* Work to be completed: Look for the line containing "Output a JSON" and the line containing "Parse this screenshot: output"; retype them and all lines between, exactly, and leave out the pictures.

* Supplied information:
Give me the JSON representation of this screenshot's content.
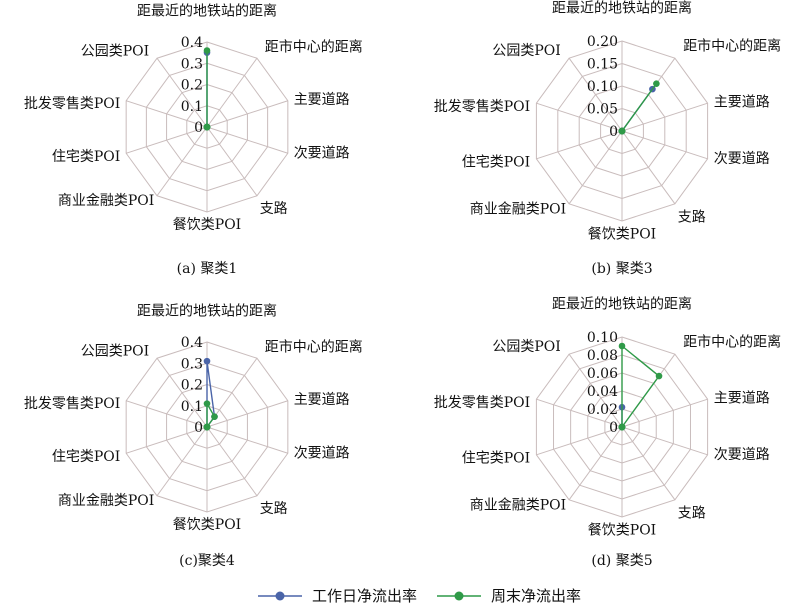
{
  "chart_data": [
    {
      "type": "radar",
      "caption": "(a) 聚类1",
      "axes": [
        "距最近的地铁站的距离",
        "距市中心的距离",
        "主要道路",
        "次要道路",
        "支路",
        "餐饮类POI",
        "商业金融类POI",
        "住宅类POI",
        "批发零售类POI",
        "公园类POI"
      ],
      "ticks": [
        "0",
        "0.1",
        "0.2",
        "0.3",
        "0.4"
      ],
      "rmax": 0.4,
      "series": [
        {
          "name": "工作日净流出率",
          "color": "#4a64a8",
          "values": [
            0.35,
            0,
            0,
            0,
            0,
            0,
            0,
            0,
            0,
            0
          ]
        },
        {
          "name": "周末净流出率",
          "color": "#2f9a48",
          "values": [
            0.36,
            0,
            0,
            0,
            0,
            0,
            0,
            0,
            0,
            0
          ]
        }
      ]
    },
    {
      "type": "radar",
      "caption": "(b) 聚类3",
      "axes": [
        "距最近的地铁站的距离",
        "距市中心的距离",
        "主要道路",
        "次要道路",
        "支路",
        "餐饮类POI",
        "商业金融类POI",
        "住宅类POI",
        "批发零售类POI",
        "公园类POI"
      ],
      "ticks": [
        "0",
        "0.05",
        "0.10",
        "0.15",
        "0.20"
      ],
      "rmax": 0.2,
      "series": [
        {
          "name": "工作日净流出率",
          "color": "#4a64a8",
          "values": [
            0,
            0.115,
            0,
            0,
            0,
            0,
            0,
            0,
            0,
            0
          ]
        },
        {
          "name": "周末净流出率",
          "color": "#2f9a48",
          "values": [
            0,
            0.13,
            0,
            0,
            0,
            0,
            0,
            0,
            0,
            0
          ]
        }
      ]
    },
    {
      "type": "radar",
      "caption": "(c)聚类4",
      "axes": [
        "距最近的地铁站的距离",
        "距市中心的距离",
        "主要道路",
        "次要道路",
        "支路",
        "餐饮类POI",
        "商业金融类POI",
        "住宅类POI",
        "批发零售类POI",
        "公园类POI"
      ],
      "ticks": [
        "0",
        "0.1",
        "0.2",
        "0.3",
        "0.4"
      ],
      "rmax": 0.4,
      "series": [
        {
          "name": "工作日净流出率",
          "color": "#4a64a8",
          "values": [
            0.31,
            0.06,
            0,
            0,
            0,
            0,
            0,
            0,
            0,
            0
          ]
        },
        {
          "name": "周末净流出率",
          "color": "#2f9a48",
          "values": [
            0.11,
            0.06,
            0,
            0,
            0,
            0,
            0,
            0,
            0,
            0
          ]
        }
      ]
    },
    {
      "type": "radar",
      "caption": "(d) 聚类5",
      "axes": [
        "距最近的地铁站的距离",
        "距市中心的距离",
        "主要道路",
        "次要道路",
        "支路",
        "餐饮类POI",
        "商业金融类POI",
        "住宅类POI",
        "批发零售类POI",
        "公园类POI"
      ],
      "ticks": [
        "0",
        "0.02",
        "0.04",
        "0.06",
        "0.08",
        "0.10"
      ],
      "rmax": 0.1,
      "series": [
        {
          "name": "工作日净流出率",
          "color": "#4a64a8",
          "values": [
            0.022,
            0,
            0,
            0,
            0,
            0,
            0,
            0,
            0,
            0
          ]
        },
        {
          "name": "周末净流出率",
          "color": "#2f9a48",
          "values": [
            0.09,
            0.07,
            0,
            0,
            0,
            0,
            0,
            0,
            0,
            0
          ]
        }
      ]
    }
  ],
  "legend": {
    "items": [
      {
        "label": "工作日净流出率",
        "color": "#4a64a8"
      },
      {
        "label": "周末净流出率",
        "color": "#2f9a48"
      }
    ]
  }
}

==

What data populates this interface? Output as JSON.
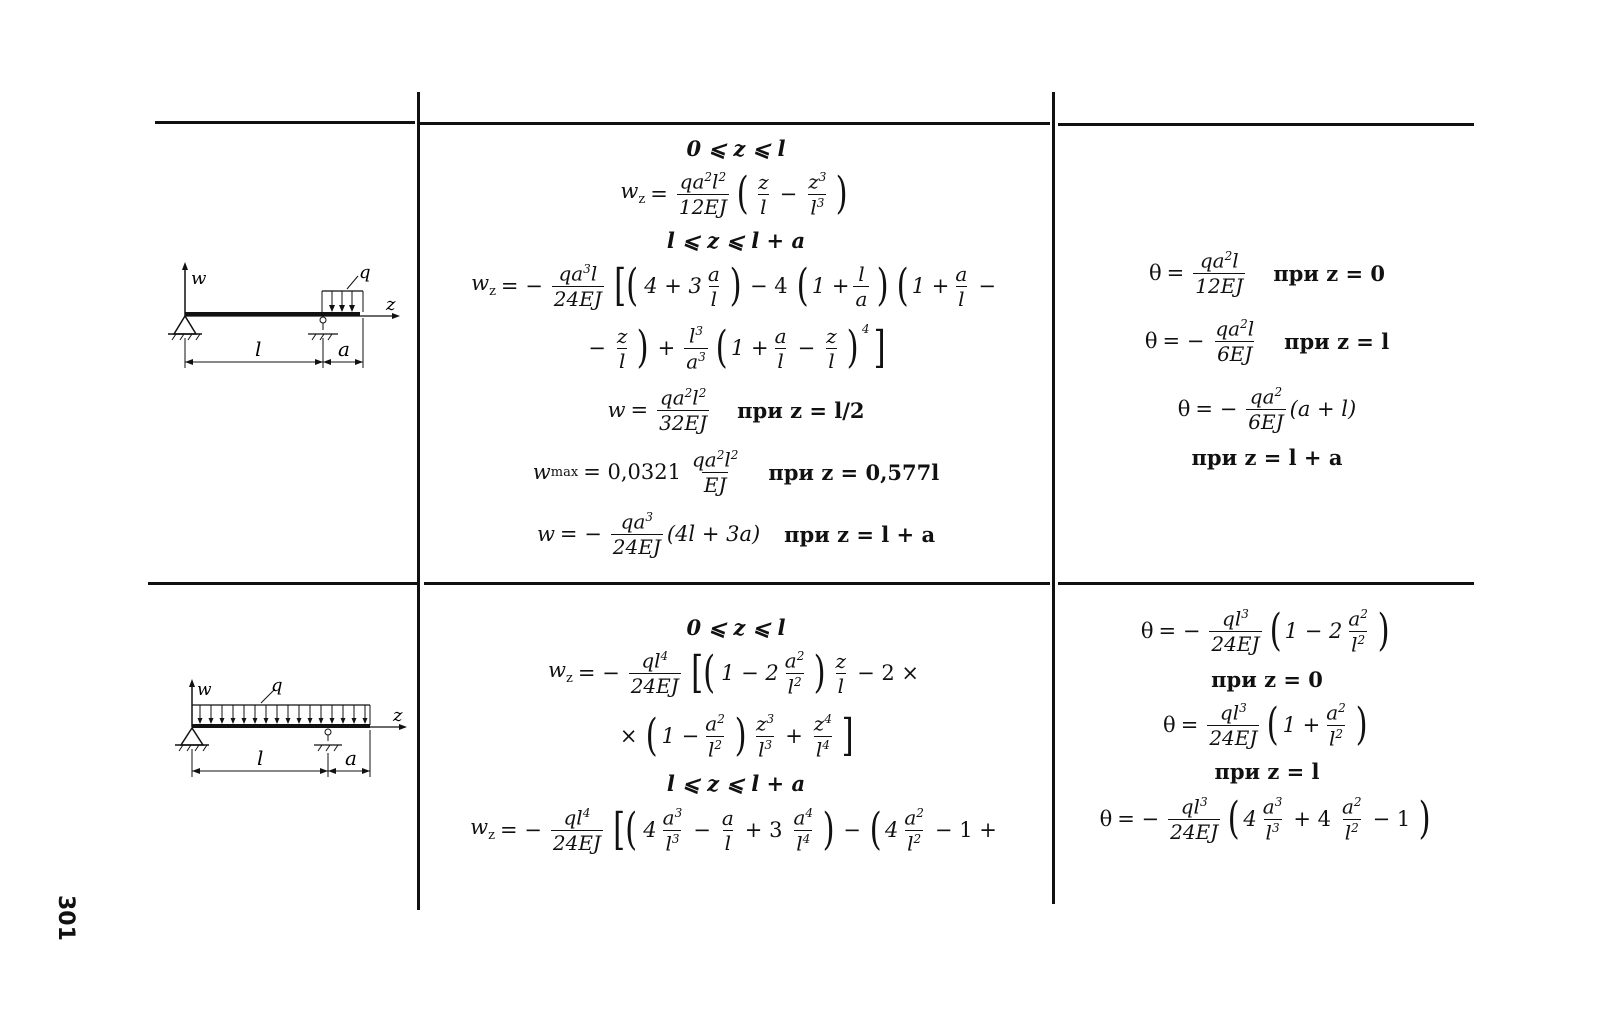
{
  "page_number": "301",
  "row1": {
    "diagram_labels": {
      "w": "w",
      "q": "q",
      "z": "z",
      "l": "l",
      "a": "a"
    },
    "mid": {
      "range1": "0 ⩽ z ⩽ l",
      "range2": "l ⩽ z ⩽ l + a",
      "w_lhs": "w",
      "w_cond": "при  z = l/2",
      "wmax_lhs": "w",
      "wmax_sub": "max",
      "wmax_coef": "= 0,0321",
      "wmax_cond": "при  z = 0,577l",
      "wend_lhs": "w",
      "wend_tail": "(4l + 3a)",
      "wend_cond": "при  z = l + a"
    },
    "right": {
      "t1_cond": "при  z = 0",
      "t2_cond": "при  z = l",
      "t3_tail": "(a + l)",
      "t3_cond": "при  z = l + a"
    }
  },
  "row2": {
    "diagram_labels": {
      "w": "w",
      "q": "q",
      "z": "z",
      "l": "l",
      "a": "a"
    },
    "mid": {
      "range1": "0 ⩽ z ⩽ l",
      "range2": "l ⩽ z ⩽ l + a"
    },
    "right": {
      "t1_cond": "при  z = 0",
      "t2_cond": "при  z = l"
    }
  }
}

---

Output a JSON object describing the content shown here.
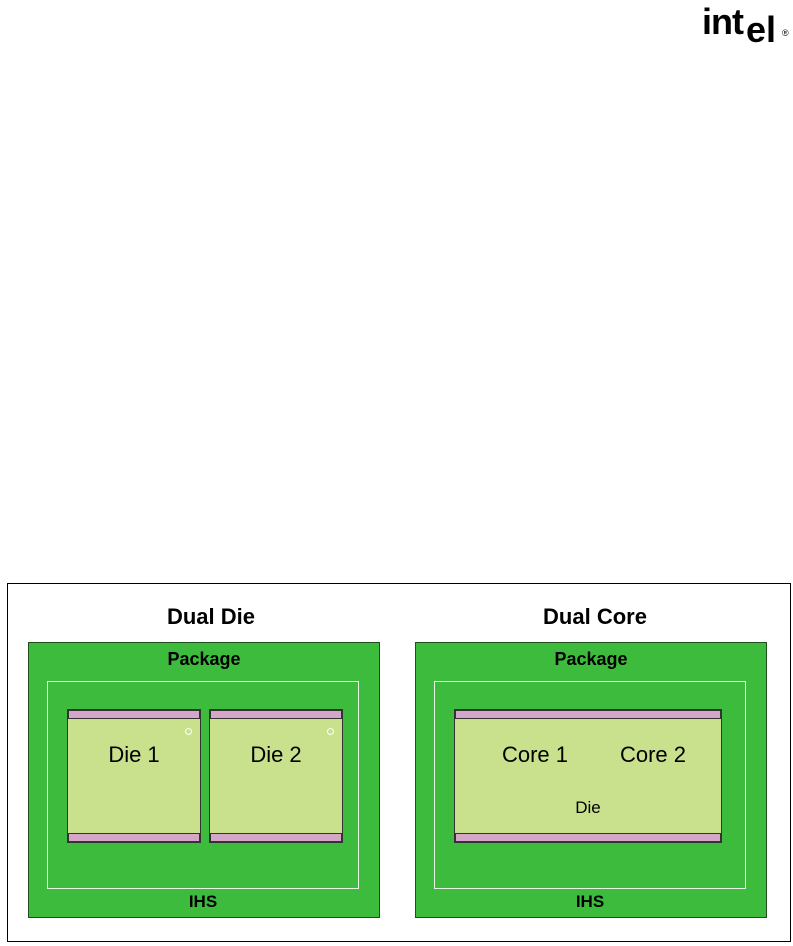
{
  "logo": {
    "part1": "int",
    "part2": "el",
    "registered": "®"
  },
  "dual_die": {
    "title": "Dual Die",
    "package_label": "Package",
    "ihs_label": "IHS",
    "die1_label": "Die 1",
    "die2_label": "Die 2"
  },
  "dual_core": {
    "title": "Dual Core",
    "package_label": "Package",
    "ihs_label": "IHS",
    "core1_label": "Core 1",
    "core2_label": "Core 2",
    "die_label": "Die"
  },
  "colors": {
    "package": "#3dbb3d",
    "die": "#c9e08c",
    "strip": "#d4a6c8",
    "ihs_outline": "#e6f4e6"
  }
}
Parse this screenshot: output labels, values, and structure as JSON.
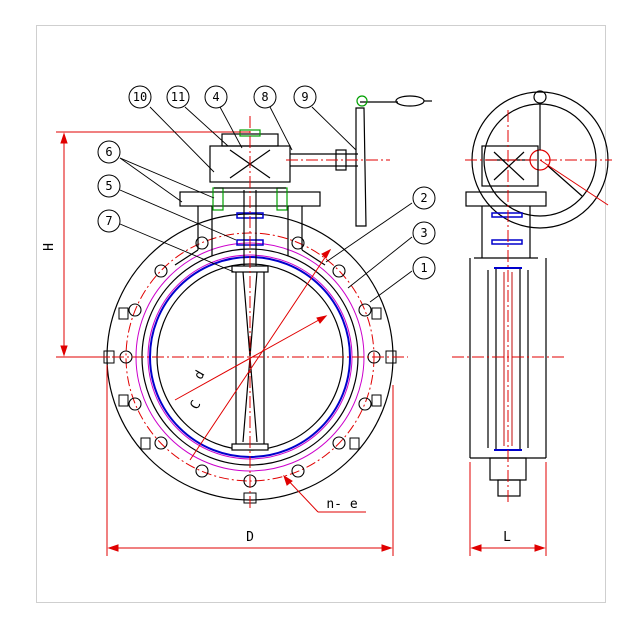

* Written answer:
Output a JSON object describing the content shown here.
{
  "logo": {
    "part1": "int",
    "part2": "el",
    "registered": "®"
  },
  "dual_die": {
    "title": "Dual Die",
    "package_label": "Package",
    "ihs_label": "IHS",
    "die1_label": "Die 1",
    "die2_label": "Die 2"
  },
  "dual_core": {
    "title": "Dual Core",
    "package_label": "Package",
    "ihs_label": "IHS",
    "core1_label": "Core 1",
    "core2_label": "Core 2",
    "die_label": "Die"
  },
  "colors": {
    "package": "#3dbb3d",
    "die": "#c9e08c",
    "strip": "#d4a6c8",
    "ihs_outline": "#e6f4e6"
  }
}
Parse this screenshot: output labels, values, and structure as JSON.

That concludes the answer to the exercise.